RoboTutorLLC / RoboTutor_2019

Main code for RoboTutor. Uploaded 11/20/2018 to XPRIZE from RoboTutorLLC/RoboTutor.

Geek Repo:Geek Repo

Github PK Tool:Github PK Tool

New prompt narrations

JackMostow opened this issue · comments

@judithodili - I have a script to check for missing narrations of prompts in Swahili translations, and make English-named copies of Swahili prompt narrations, but I stopped using it weeks before code drop 1 due to lack of local disk space to cache Google Drive files, creating extra work for the dev team to create them by hand – which I hope they did rather than make the implementation unnecessarily language-dependent by using the Swahili filenames in animator graphs.
The script stored prompts for each tab of Swahili translations under AUDIO ASSETS > PROMPTS in GDrive folders with the name of that tab, e.g. ARITHMETIC. I hear that you streamlined the folder structure (at least in GitHub) by pooling many narrations into the same folder for simplicity, which is fine assuming that it didn't eliminate any distinctions we needed to preserve between multiple narrations of the same prompt with different inflections or speakers.

§ DATA LINES:
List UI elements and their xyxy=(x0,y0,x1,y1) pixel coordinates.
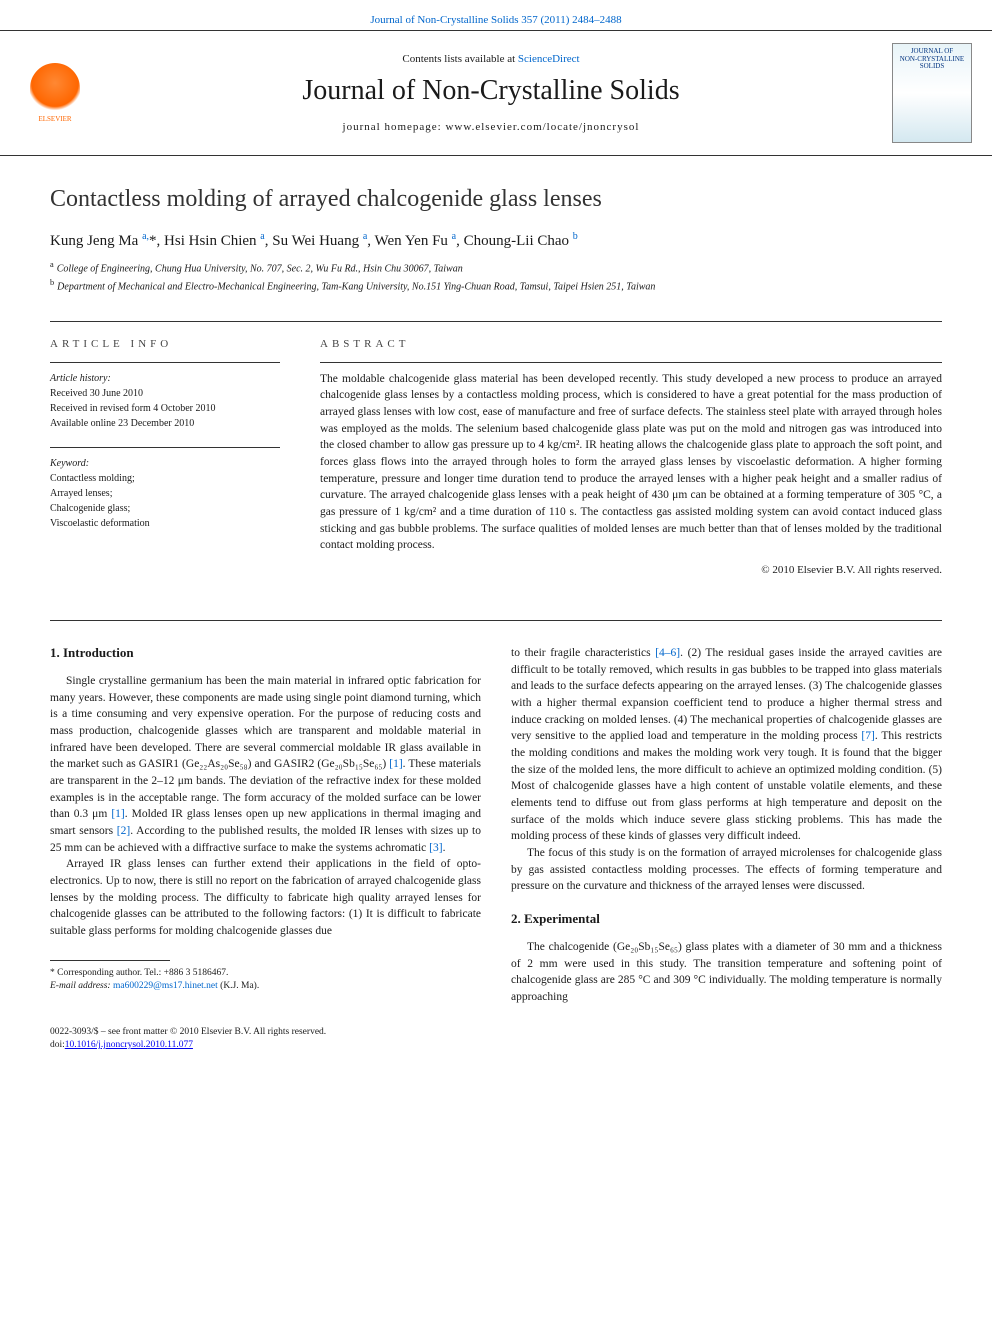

§ WORK TO DO: Set down the whole page about new prompt narrations from above, word for word.

§ COMPLETE RESPONSE:
RoboTutorLLC / RoboTutor_2019

Main code for RoboTutor. Uploaded 11/20/2018 to XPRIZE from RoboTutorLLC/RoboTutor.

Geek Repo:Geek Repo

Github PK Tool:Github PK Tool

New prompt narrations

JackMostow opened this issue · comments

@judithodili - I have a script to check for missing narrations of prompts in Swahili translations, and make English-named copies of Swahili prompt narrations, but I stopped using it weeks before code drop 1 due to lack of local disk space to cache Google Drive files, creating extra work for the dev team to create them by hand – which I hope they did rather than make the implementation unnecessarily language-dependent by using the Swahili filenames in animator graphs.
The script stored prompts for each tab of Swahili translations under AUDIO ASSETS > PROMPTS in GDrive folders with the name of that tab, e.g. ARITHMETIC. I hear that you streamlined the folder structure (at least in GitHub) by pooling many narrations into the same folder for simplicity, which is fine assuming that it didn't eliminate any distinctions we needed to preserve between multiple narrations of the same prompt with different inflections or speakers.